** Task requirements **
Print all of the lines below character for character, omitting the pictures.

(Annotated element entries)
******

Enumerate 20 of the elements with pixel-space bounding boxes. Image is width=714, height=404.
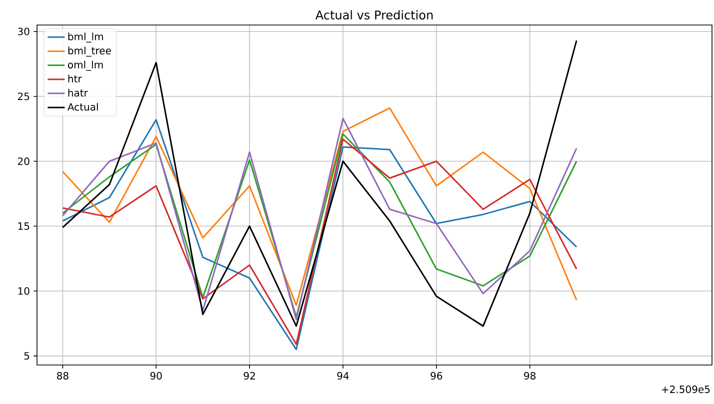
y-tick-label: 25 <box>18 92 30 100</box>
legend-label: bml_tree <box>68 46 111 57</box>
legend-label: bml_lm <box>68 32 103 43</box>
x-tick-label: 98 <box>524 372 536 380</box>
legend-label: oml_lm <box>68 60 103 71</box>
x-tick-label: 88 <box>57 372 68 380</box>
legend-label: Actual <box>68 102 98 111</box>
y-tick-label: 5 <box>24 352 30 360</box>
x-tick-label: 92 <box>244 372 255 380</box>
text: +2.509e5 <box>662 386 710 394</box>
legend-label: htr <box>68 74 82 82</box>
x-tick-label: 90 <box>150 372 162 380</box>
y-tick-label: 30 <box>18 28 30 36</box>
x-tick-label: 94 <box>337 372 349 380</box>
legend-label: hatr <box>68 88 88 97</box>
chart-title: Actual vs Prediction <box>316 10 433 20</box>
y-tick-label: 15 <box>18 222 30 230</box>
x-tick-label: 96 <box>430 372 442 380</box>
y-tick-label: 10 <box>18 287 30 295</box>
y-tick-label: 20 <box>18 157 30 166</box>
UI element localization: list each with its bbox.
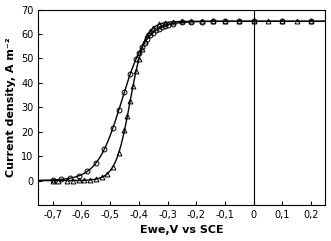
X-axis label: Ewe,V vs SCE: Ewe,V vs SCE [140, 225, 224, 235]
Y-axis label: Current density, A m⁻²: Current density, A m⁻² [6, 38, 16, 177]
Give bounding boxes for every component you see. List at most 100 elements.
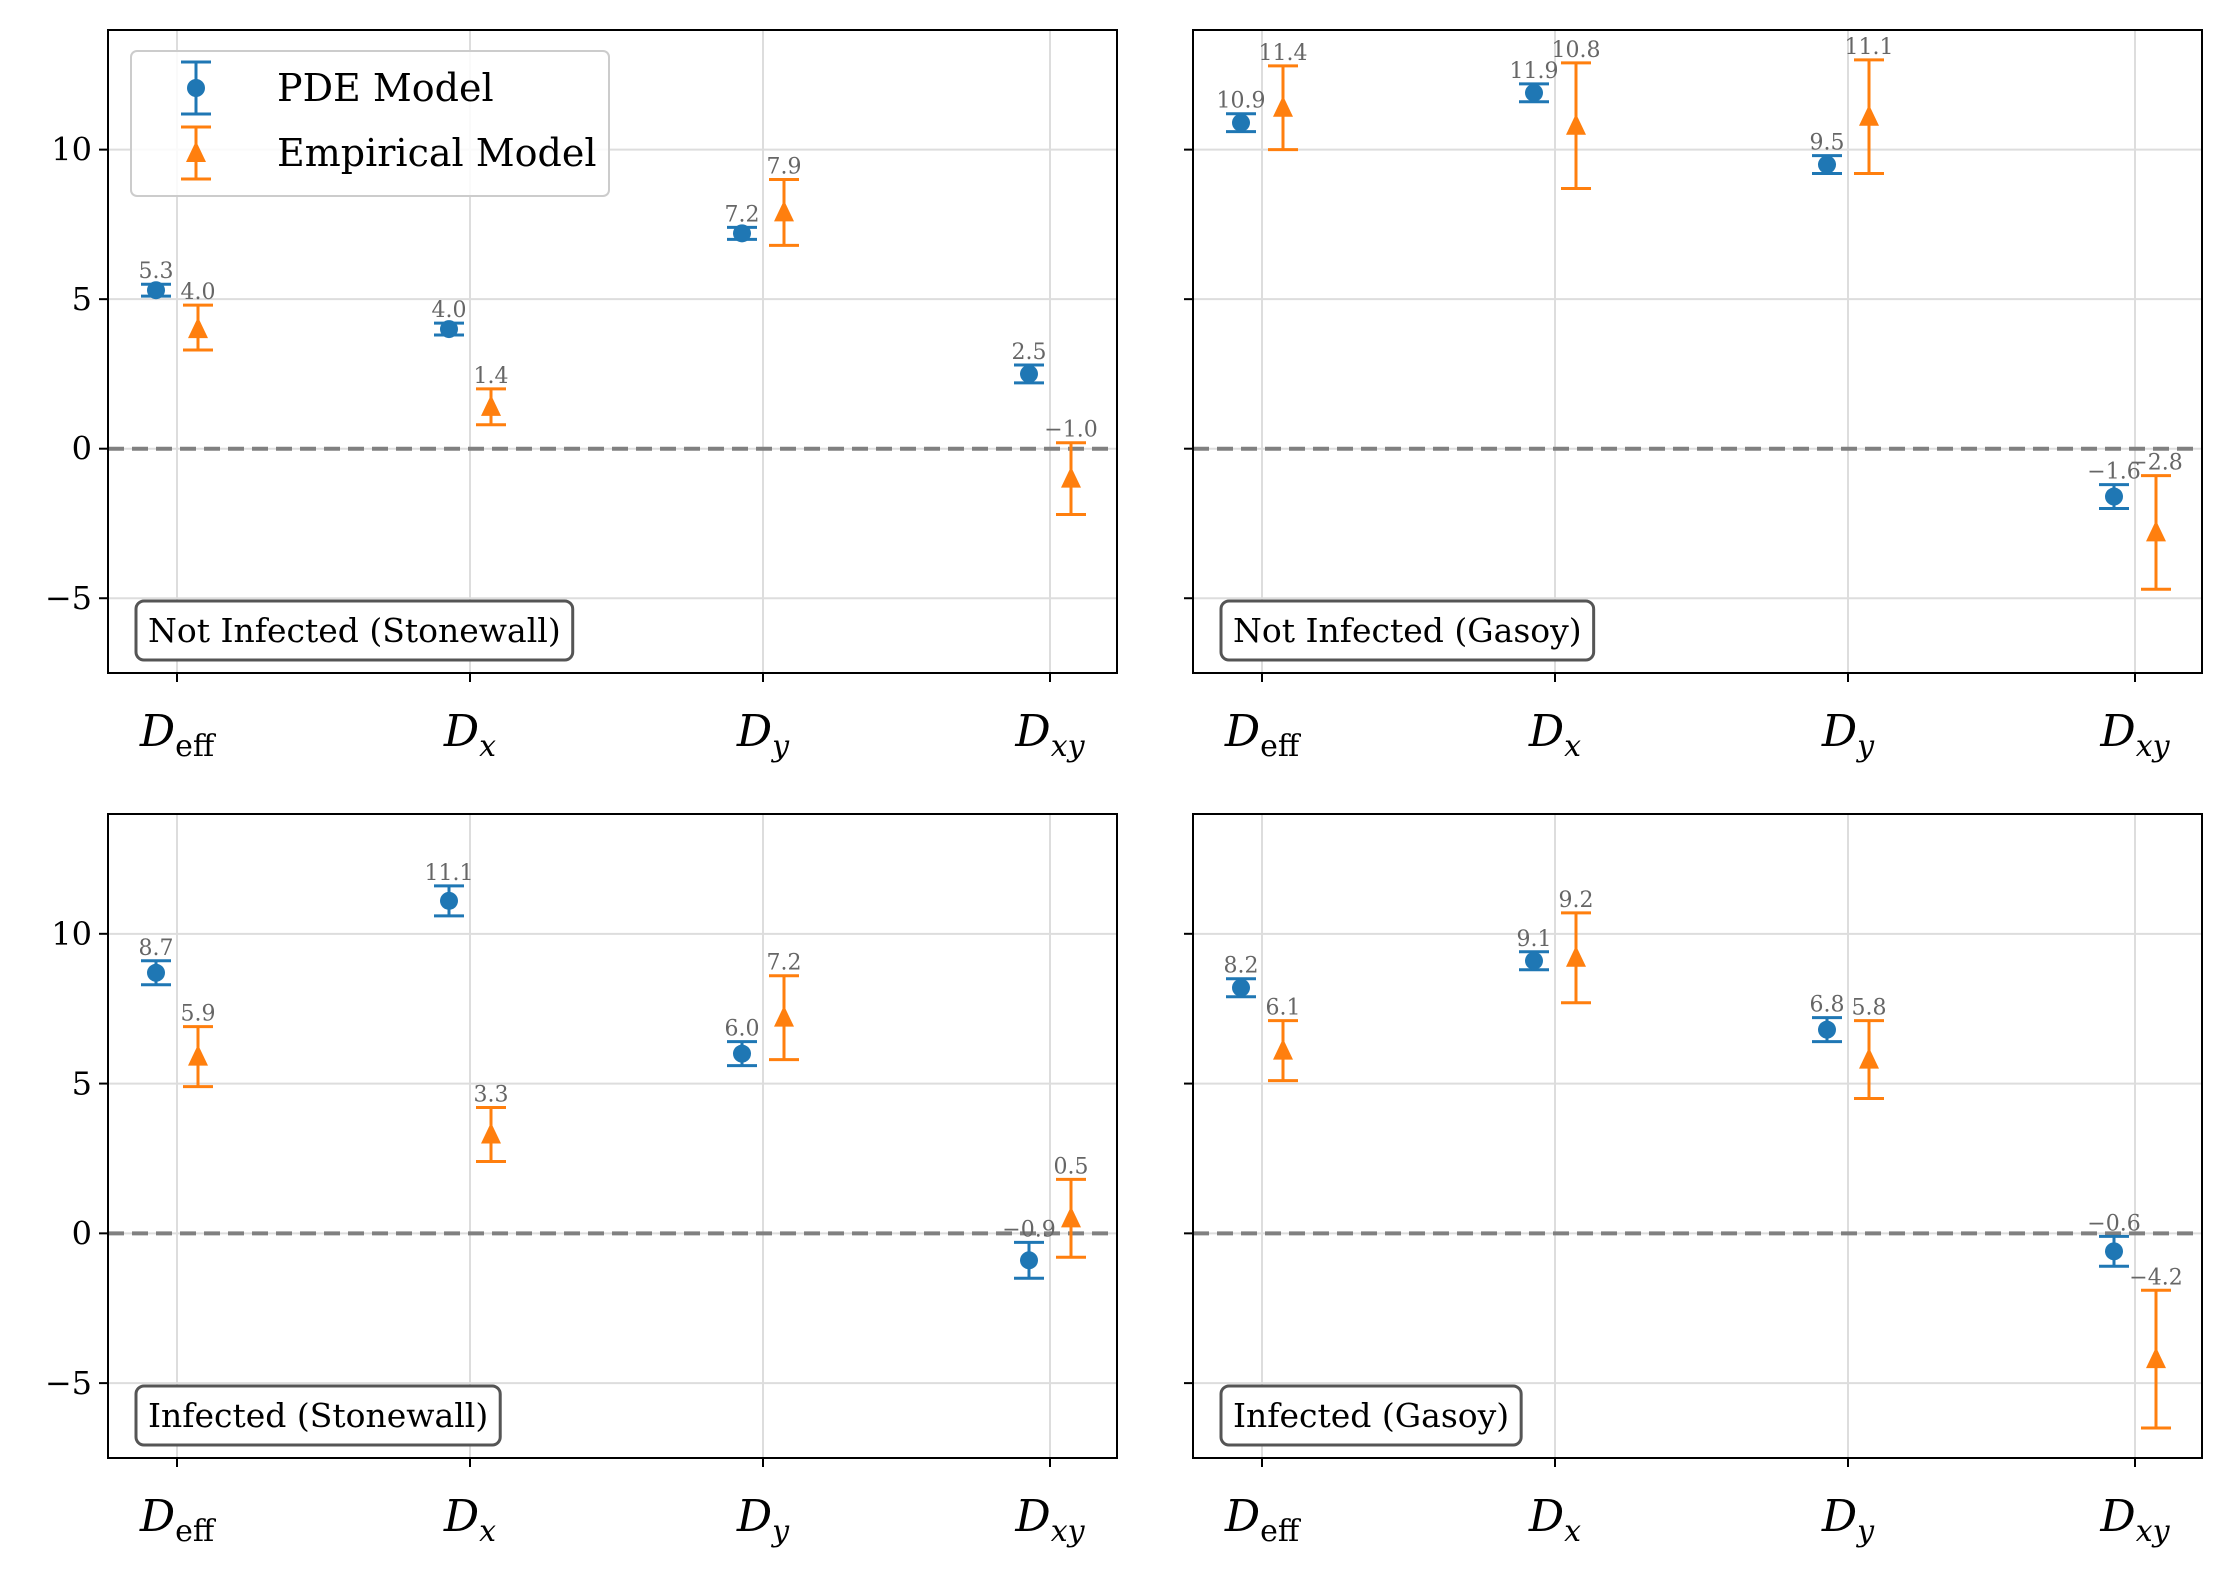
legend-box xyxy=(130,50,610,197)
data-label: 4.0 xyxy=(432,298,467,323)
data-label: 6.1 xyxy=(1266,996,1301,1021)
data-label: 8.2 xyxy=(1224,954,1259,979)
data-label: 6.8 xyxy=(1810,993,1845,1018)
y-tick-label: 10 xyxy=(51,915,92,953)
empirical-point xyxy=(774,1005,794,1027)
pde-point xyxy=(1525,951,1543,970)
x-tick-label: Dy xyxy=(736,1491,790,1549)
legend: PDE Model Empirical Model xyxy=(130,50,610,197)
empirical-point xyxy=(188,317,208,339)
pde-point xyxy=(733,224,751,243)
empirical-point xyxy=(188,1044,208,1066)
y-tick-label: −5 xyxy=(45,1364,92,1402)
pde-point xyxy=(147,963,165,982)
panel-label-text: Not Infected (Stonewall) xyxy=(148,611,561,650)
y-tick-label: 0 xyxy=(72,430,92,468)
x-tick-label: Deff xyxy=(1224,706,1302,764)
panel-1: 10 5 0 −5 Deff Dx Dy Dxy 5.3 4.0 7.2 2.5 4.0 1.4 7.9 −1… xyxy=(45,29,1118,764)
data-label: 6.0 xyxy=(725,1017,760,1042)
empirical-point xyxy=(1061,1206,1081,1228)
empirical-point xyxy=(774,200,794,222)
y-tick-label: 0 xyxy=(72,1214,92,1252)
data-label: 4.0 xyxy=(181,280,216,305)
panel-label: Infected (Gasoy) xyxy=(1219,1384,1523,1447)
panel-label-box xyxy=(1219,599,1596,662)
pde-point xyxy=(440,320,458,339)
pde-point xyxy=(147,281,165,300)
empirical-point xyxy=(1859,1047,1879,1069)
pde-point xyxy=(733,1044,751,1063)
data-label: 2.5 xyxy=(1012,340,1047,365)
data-label: 10.9 xyxy=(1217,89,1266,114)
data-label: −0.6 xyxy=(2087,1211,2140,1236)
x-tick-label: Deff xyxy=(139,706,217,764)
empirical-point xyxy=(481,394,501,416)
pde-point xyxy=(440,891,458,910)
empirical-point xyxy=(1566,113,1586,135)
data-label: −0.9 xyxy=(1002,1217,1055,1242)
pde-point xyxy=(2105,487,2123,506)
x-tick-label: Dx xyxy=(443,1491,496,1549)
pde-point xyxy=(1818,1020,1836,1039)
legend-label: PDE Model xyxy=(277,66,494,110)
empirical-point xyxy=(1273,95,1293,117)
data-label: 7.2 xyxy=(725,202,760,227)
data-label: 10.8 xyxy=(1552,38,1601,63)
y-tick-label: −5 xyxy=(45,579,92,617)
empirical-point xyxy=(2146,520,2166,542)
panel-label: Not Infected (Gasoy) xyxy=(1219,599,1596,662)
empirical-point xyxy=(2146,1347,2166,1369)
data-label: −4.2 xyxy=(2129,1265,2182,1290)
x-tick-label: Dxy xyxy=(2099,1491,2170,1549)
data-label: 0.5 xyxy=(1054,1154,1089,1179)
empirical-point xyxy=(481,1122,501,1144)
empirical-point xyxy=(1566,945,1586,967)
panel-label-box xyxy=(134,1384,502,1447)
panel-4: Deff Dx Dy Dxy 8.2 9.1 6.8 −0.6 6.1 9.2 5.8 −4.2 Inf… xyxy=(1184,813,2203,1549)
data-label: 11.4 xyxy=(1259,41,1308,66)
x-tick-label: Deff xyxy=(139,1491,217,1549)
data-label: 8.7 xyxy=(139,936,174,961)
empirical-point xyxy=(1061,466,1081,488)
pde-point xyxy=(1232,978,1250,997)
empirical-point xyxy=(1859,104,1879,126)
panel-label-text: Infected (Gasoy) xyxy=(1233,1396,1509,1435)
data-label: 3.3 xyxy=(474,1083,509,1108)
x-tick-label: Dx xyxy=(1528,1491,1581,1549)
axes-frame xyxy=(1192,813,2203,1459)
panel-label-box xyxy=(1219,1384,1523,1447)
x-tick-label: Deff xyxy=(1224,1491,1302,1549)
data-label: 11.1 xyxy=(1845,35,1894,60)
data-label: 9.5 xyxy=(1810,131,1845,156)
pde-point xyxy=(1525,83,1543,102)
panel-label: Not Infected (Stonewall) xyxy=(134,599,575,662)
data-label: 5.9 xyxy=(181,1002,216,1027)
data-label: 7.2 xyxy=(767,951,802,976)
pde-point xyxy=(1020,1251,1038,1270)
panel-label-box xyxy=(134,599,575,662)
data-label: 1.4 xyxy=(474,364,509,389)
panel-label-text: Infected (Stonewall) xyxy=(148,1396,488,1435)
y-tick-label: 10 xyxy=(51,131,92,169)
data-label: 7.9 xyxy=(767,155,802,180)
data-label: −1.6 xyxy=(2087,460,2140,485)
panel-2: Deff Dx Dy Dxy 10.9 11.9 9.5 −1.6 11.4 10.8 11.1 −2… xyxy=(1184,29,2203,764)
data-label: 5.3 xyxy=(139,259,174,284)
data-label: 11.1 xyxy=(425,861,474,886)
pde-point xyxy=(2105,1242,2123,1261)
axes-frame xyxy=(107,813,1118,1459)
axes-frame xyxy=(107,29,1118,674)
legend-marker-triangle xyxy=(186,141,206,162)
legend-label: Empirical Model xyxy=(277,131,597,175)
data-label: −2.8 xyxy=(2129,451,2182,476)
panel-3: 10 5 0 −5 Deff Dx Dy Dxy 8.7 11.1 6.0 −0.9 5.9 3.3 7.2… xyxy=(45,813,1118,1549)
legend-marker-circle xyxy=(187,79,205,97)
panel-label-text: Not Infected (Gasoy) xyxy=(1233,611,1582,650)
panel-label: Infected (Stonewall) xyxy=(134,1384,502,1447)
x-tick-label: Dy xyxy=(1821,1491,1875,1549)
x-tick-label: Dy xyxy=(1821,706,1875,764)
x-tick-label: Dxy xyxy=(1014,706,1085,764)
x-tick-label: Dxy xyxy=(1014,1491,1085,1549)
data-label: −1.0 xyxy=(1044,418,1097,443)
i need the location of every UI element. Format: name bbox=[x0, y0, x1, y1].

******

** Correct answer **
Enumerate 20 of the elements with pixel-space bounding boxes. Image is width=714, height=404.
y-tick-label: 25 <box>18 92 30 100</box>
legend-label: bml_tree <box>68 46 111 57</box>
legend-label: bml_lm <box>68 32 103 43</box>
x-tick-label: 98 <box>524 372 536 380</box>
legend-label: oml_lm <box>68 60 103 71</box>
x-tick-label: 88 <box>57 372 68 380</box>
legend-label: Actual <box>68 102 98 111</box>
y-tick-label: 5 <box>24 352 30 360</box>
x-tick-label: 92 <box>244 372 255 380</box>
text: +2.509e5 <box>662 386 710 394</box>
legend-label: htr <box>68 74 82 82</box>
x-tick-label: 90 <box>150 372 162 380</box>
y-tick-label: 30 <box>18 28 30 36</box>
x-tick-label: 94 <box>337 372 349 380</box>
legend-label: hatr <box>68 88 88 97</box>
chart-title: Actual vs Prediction <box>316 10 433 20</box>
y-tick-label: 15 <box>18 222 30 230</box>
x-tick-label: 96 <box>430 372 442 380</box>
y-tick-label: 10 <box>18 287 30 295</box>
y-tick-label: 20 <box>18 157 30 166</box>
UI element localization: list each with its bbox.
X-axis label: Ewe,V vs SCE: Ewe,V vs SCE [140, 225, 224, 235]
Y-axis label: Current density, A m⁻²: Current density, A m⁻² [6, 38, 16, 177]
Give bounding boxes for every component you see. List at most 100 elements.
legend-box xyxy=(130,50,610,197)
data-label: 4.0 xyxy=(432,298,467,323)
data-label: 6.1 xyxy=(1266,996,1301,1021)
data-label: 8.2 xyxy=(1224,954,1259,979)
data-label: 6.8 xyxy=(1810,993,1845,1018)
y-tick-label: 10 xyxy=(51,915,92,953)
empirical-point xyxy=(774,1005,794,1027)
pde-point xyxy=(1525,951,1543,970)
x-tick-label: Dy xyxy=(736,1491,790,1549)
legend: PDE Model Empirical Model xyxy=(130,50,610,197)
empirical-point xyxy=(188,317,208,339)
pde-point xyxy=(733,224,751,243)
empirical-point xyxy=(188,1044,208,1066)
y-tick-label: −5 xyxy=(45,1364,92,1402)
pde-point xyxy=(147,963,165,982)
panel-label-text: Not Infected (Stonewall) xyxy=(148,611,561,650)
y-tick-label: 0 xyxy=(72,430,92,468)
x-tick-label: Deff xyxy=(1224,706,1302,764)
panel-1: 10 5 0 −5 Deff Dx Dy Dxy 5.3 4.0 7.2 2.5 4.0 1.4 7.9 −1… xyxy=(45,29,1118,764)
data-label: 6.0 xyxy=(725,1017,760,1042)
empirical-point xyxy=(1061,1206,1081,1228)
empirical-point xyxy=(774,200,794,222)
y-tick-label: 0 xyxy=(72,1214,92,1252)
data-label: 4.0 xyxy=(181,280,216,305)
panel-label: Infected (Gasoy) xyxy=(1219,1384,1523,1447)
panel-label-box xyxy=(1219,599,1596,662)
pde-point xyxy=(440,320,458,339)
pde-point xyxy=(147,281,165,300)
empirical-point xyxy=(1859,1047,1879,1069)
pde-point xyxy=(733,1044,751,1063)
data-label: 2.5 xyxy=(1012,340,1047,365)
data-label: 10.9 xyxy=(1217,89,1266,114)
data-label: −0.6 xyxy=(2087,1211,2140,1236)
x-tick-label: Deff xyxy=(139,706,217,764)
empirical-point xyxy=(481,394,501,416)
pde-point xyxy=(440,891,458,910)
empirical-point xyxy=(1566,113,1586,135)
data-label: −0.9 xyxy=(1002,1217,1055,1242)
pde-point xyxy=(2105,487,2123,506)
x-tick-label: Dx xyxy=(443,1491,496,1549)
pde-point xyxy=(1818,1020,1836,1039)
legend-label: PDE Model xyxy=(277,66,494,110)
empirical-point xyxy=(1273,95,1293,117)
data-label: 7.2 xyxy=(725,202,760,227)
data-label: 10.8 xyxy=(1552,38,1601,63)
y-tick-label: −5 xyxy=(45,579,92,617)
empirical-point xyxy=(2146,520,2166,542)
panel-label: Not Infected (Gasoy) xyxy=(1219,599,1596,662)
empirical-point xyxy=(2146,1347,2166,1369)
data-label: −4.2 xyxy=(2129,1265,2182,1290)
x-tick-label: Dxy xyxy=(2099,1491,2170,1549)
data-label: 0.5 xyxy=(1054,1154,1089,1179)
empirical-point xyxy=(481,1122,501,1144)
empirical-point xyxy=(1566,945,1586,967)
panel-label-box xyxy=(134,1384,502,1447)
panel-4: Deff Dx Dy Dxy 8.2 9.1 6.8 −0.6 6.1 9.2 5.8 −4.2 Inf… xyxy=(1184,813,2203,1549)
data-label: 11.4 xyxy=(1259,41,1308,66)
x-tick-label: Deff xyxy=(139,1491,217,1549)
data-label: 8.7 xyxy=(139,936,174,961)
empirical-point xyxy=(1061,466,1081,488)
pde-point xyxy=(1232,978,1250,997)
empirical-point xyxy=(1859,104,1879,126)
panel-label-text: Infected (Gasoy) xyxy=(1233,1396,1509,1435)
data-label: 3.3 xyxy=(474,1083,509,1108)
x-tick-label: Dx xyxy=(1528,1491,1581,1549)
axes-frame xyxy=(1192,813,2203,1459)
panel-label-box xyxy=(1219,1384,1523,1447)
x-tick-label: Deff xyxy=(1224,1491,1302,1549)
data-label: 11.1 xyxy=(1845,35,1894,60)
data-label: 9.5 xyxy=(1810,131,1845,156)
pde-point xyxy=(1525,83,1543,102)
panel-label: Not Infected (Stonewall) xyxy=(134,599,575,662)
data-label: 5.9 xyxy=(181,1002,216,1027)
data-label: 7.2 xyxy=(767,951,802,976)
pde-point xyxy=(1020,1251,1038,1270)
panel-label-box xyxy=(134,599,575,662)
data-label: 1.4 xyxy=(474,364,509,389)
panel-label-text: Infected (Stonewall) xyxy=(148,1396,488,1435)
y-tick-label: 10 xyxy=(51,131,92,169)
data-label: 7.9 xyxy=(767,155,802,180)
data-label: −1.6 xyxy=(2087,460,2140,485)
panel-2: Deff Dx Dy Dxy 10.9 11.9 9.5 −1.6 11.4 10.8 11.1 −2… xyxy=(1184,29,2203,764)
data-label: 5.3 xyxy=(139,259,174,284)
data-label: 11.1 xyxy=(425,861,474,886)
pde-point xyxy=(2105,1242,2123,1261)
axes-frame xyxy=(107,813,1118,1459)
axes-frame xyxy=(107,29,1118,674)
legend-marker-triangle xyxy=(186,141,206,162)
legend-label: Empirical Model xyxy=(277,131,597,175)
data-label: −2.8 xyxy=(2129,451,2182,476)
panel-3: 10 5 0 −5 Deff Dx Dy Dxy 8.7 11.1 6.0 −0.9 5.9 3.3 7.2… xyxy=(45,813,1118,1549)
legend-marker-circle xyxy=(187,79,205,97)
panel-label-text: Not Infected (Gasoy) xyxy=(1233,611,1582,650)
panel-label: Infected (Stonewall) xyxy=(134,1384,502,1447)
x-tick-label: Dy xyxy=(1821,1491,1875,1549)
x-tick-label: Dy xyxy=(1821,706,1875,764)
x-tick-label: Dxy xyxy=(1014,706,1085,764)
x-tick-label: Dxy xyxy=(1014,1491,1085,1549)
data-label: −1.0 xyxy=(1044,418,1097,443)
i need the location of every UI element. Format: name bbox=[x0, y0, x1, y1].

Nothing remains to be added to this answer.